* [Records for processing]:

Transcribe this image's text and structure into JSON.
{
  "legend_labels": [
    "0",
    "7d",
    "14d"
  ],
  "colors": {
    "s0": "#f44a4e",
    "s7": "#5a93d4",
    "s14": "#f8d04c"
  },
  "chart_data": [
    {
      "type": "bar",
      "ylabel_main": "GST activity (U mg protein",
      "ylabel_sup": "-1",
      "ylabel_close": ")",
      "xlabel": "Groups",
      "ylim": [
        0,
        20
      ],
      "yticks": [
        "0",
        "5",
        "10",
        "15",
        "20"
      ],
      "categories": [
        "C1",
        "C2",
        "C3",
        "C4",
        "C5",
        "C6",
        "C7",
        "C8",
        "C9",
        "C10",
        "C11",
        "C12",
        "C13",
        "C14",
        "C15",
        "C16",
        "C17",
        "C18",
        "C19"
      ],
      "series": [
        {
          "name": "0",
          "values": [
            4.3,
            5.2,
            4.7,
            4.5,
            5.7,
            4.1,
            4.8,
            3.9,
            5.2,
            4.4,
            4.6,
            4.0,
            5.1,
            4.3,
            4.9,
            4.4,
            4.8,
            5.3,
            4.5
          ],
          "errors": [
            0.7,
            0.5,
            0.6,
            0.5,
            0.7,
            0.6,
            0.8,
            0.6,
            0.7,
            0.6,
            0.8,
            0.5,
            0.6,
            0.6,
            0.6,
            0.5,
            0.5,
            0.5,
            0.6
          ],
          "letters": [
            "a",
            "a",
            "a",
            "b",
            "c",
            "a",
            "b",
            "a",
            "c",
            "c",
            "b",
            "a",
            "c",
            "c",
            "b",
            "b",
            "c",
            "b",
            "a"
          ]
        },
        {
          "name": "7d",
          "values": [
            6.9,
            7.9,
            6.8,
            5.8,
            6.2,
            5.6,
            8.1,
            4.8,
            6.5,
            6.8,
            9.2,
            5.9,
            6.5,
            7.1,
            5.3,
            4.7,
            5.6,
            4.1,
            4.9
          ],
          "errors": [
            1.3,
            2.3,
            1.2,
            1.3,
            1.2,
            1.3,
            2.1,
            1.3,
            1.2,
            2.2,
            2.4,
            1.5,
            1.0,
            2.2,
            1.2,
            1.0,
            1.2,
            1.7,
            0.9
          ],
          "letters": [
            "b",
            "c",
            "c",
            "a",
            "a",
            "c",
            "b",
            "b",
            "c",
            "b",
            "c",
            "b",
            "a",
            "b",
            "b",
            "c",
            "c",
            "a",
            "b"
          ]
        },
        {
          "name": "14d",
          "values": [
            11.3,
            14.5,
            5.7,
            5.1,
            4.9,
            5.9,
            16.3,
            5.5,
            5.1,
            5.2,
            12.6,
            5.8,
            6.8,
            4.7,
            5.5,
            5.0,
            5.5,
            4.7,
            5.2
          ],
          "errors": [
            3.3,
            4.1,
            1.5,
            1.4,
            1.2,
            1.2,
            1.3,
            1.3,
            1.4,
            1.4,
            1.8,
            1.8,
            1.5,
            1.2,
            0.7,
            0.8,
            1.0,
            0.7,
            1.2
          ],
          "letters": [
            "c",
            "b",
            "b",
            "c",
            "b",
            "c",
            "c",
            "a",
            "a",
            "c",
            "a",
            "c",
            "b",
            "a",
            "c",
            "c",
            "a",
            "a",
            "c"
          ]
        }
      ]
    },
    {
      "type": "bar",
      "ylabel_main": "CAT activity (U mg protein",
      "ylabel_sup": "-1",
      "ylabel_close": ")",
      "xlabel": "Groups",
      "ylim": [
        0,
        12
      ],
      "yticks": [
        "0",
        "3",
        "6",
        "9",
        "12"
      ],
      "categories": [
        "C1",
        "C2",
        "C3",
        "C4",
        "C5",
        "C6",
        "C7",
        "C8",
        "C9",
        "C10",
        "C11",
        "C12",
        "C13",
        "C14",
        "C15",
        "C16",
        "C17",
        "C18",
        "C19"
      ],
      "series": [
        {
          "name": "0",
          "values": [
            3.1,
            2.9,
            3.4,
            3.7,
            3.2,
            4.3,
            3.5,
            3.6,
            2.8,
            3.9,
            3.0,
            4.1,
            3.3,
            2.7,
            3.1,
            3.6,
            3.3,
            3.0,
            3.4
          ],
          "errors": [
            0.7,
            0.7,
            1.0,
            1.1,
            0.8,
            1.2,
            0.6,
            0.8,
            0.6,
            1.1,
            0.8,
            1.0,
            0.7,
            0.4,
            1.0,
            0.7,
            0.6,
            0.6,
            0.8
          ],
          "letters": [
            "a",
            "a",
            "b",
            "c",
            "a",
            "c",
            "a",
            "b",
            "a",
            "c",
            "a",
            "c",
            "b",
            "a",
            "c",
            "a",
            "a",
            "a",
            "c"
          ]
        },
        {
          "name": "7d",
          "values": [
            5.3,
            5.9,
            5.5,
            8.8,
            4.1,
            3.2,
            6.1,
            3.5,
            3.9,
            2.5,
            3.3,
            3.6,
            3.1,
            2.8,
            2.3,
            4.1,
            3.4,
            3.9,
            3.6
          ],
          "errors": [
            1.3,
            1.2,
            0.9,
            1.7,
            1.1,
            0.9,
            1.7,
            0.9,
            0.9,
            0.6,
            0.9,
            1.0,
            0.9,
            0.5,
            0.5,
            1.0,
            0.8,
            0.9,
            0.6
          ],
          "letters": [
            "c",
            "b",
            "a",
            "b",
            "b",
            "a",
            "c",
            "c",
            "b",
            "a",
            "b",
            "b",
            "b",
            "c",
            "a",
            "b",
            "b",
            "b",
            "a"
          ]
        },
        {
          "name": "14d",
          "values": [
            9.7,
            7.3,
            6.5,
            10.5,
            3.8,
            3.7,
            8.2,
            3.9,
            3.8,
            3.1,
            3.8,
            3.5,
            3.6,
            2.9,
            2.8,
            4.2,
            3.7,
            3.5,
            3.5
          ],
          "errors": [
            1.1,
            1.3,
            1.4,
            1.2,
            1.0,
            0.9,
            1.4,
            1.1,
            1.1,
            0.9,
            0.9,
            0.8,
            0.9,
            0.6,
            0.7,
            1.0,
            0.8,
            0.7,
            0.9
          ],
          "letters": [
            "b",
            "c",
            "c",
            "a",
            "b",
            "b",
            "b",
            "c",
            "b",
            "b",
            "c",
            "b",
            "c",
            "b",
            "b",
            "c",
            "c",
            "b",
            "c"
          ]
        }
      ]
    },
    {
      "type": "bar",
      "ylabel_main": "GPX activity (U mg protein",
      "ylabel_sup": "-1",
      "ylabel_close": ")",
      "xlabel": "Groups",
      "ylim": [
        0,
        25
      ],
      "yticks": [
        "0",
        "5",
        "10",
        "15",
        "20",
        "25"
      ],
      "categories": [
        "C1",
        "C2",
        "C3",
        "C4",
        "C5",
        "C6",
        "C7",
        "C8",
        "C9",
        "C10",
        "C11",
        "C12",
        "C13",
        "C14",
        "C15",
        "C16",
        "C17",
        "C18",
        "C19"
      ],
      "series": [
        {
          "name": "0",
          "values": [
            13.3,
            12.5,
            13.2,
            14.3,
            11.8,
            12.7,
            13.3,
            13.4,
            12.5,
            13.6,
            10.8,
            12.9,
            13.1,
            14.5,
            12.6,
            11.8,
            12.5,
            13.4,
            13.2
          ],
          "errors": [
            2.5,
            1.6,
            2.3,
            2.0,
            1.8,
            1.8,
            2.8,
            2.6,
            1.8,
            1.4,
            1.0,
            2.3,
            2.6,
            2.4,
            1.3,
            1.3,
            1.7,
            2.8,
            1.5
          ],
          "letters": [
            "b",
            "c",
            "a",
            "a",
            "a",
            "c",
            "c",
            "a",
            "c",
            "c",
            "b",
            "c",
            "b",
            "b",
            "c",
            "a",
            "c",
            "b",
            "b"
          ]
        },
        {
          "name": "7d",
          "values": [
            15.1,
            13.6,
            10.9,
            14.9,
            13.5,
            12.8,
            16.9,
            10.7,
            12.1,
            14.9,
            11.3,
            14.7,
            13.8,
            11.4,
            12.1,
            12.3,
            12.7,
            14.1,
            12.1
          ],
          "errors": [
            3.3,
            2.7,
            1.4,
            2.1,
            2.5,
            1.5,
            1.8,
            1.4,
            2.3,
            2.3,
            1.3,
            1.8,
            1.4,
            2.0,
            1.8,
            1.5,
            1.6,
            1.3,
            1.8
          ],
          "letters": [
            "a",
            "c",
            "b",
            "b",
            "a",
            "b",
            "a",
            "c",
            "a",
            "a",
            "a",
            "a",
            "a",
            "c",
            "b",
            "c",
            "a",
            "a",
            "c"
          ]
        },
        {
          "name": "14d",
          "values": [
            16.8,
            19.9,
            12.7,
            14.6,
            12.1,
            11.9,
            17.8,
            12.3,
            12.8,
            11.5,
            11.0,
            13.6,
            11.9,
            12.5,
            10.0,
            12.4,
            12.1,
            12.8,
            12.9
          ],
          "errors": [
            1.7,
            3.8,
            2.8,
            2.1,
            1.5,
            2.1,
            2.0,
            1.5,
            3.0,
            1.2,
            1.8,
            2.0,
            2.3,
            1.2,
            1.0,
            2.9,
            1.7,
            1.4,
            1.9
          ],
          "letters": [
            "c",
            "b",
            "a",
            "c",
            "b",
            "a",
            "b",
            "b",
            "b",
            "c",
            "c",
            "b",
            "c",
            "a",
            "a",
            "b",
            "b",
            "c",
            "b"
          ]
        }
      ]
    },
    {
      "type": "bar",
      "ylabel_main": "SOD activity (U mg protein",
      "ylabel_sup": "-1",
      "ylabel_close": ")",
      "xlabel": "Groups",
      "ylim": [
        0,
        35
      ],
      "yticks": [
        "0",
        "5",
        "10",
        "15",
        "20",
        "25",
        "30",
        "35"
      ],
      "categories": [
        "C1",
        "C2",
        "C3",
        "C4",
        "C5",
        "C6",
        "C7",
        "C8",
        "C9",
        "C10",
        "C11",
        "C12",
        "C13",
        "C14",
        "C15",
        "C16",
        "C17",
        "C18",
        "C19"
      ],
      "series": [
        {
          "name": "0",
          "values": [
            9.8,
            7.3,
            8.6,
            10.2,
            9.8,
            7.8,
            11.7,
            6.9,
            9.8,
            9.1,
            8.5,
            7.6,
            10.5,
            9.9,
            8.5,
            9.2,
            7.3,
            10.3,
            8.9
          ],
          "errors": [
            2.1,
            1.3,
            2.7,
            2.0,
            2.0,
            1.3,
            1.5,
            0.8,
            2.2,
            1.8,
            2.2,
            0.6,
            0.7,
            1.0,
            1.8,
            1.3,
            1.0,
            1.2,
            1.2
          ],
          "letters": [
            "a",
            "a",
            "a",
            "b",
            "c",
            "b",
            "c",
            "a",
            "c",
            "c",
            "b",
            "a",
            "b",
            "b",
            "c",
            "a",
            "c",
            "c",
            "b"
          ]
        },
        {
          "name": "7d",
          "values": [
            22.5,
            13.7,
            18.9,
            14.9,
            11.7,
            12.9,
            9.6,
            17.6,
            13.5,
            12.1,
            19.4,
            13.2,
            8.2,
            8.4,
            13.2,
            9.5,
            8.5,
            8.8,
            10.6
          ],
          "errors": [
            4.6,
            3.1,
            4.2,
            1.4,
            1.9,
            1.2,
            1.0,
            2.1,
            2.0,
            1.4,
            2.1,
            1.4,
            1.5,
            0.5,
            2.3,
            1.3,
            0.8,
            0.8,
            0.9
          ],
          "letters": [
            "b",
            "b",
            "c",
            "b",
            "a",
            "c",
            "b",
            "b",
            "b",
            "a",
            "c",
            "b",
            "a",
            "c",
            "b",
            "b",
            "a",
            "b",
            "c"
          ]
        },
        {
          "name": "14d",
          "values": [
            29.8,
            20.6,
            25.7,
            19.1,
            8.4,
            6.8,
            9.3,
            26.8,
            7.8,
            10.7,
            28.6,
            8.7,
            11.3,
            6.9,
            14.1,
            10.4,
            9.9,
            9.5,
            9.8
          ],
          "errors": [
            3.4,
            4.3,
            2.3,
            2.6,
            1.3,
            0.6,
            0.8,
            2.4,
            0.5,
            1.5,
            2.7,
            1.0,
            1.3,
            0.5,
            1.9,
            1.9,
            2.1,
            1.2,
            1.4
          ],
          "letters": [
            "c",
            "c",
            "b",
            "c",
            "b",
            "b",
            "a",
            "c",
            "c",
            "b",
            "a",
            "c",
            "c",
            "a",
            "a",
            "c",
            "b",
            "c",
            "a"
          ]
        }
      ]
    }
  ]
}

* [Task details]:
Look above for lines with the word "protein" and copy them all.

* [Result of this task]:
      "ylabel_main": "GST activity (U mg protein",
      "ylabel_main": "CAT activity (U mg protein",
      "ylabel_main": "GPX activity (U mg protein",
      "ylabel_main": "SOD activity (U mg protein",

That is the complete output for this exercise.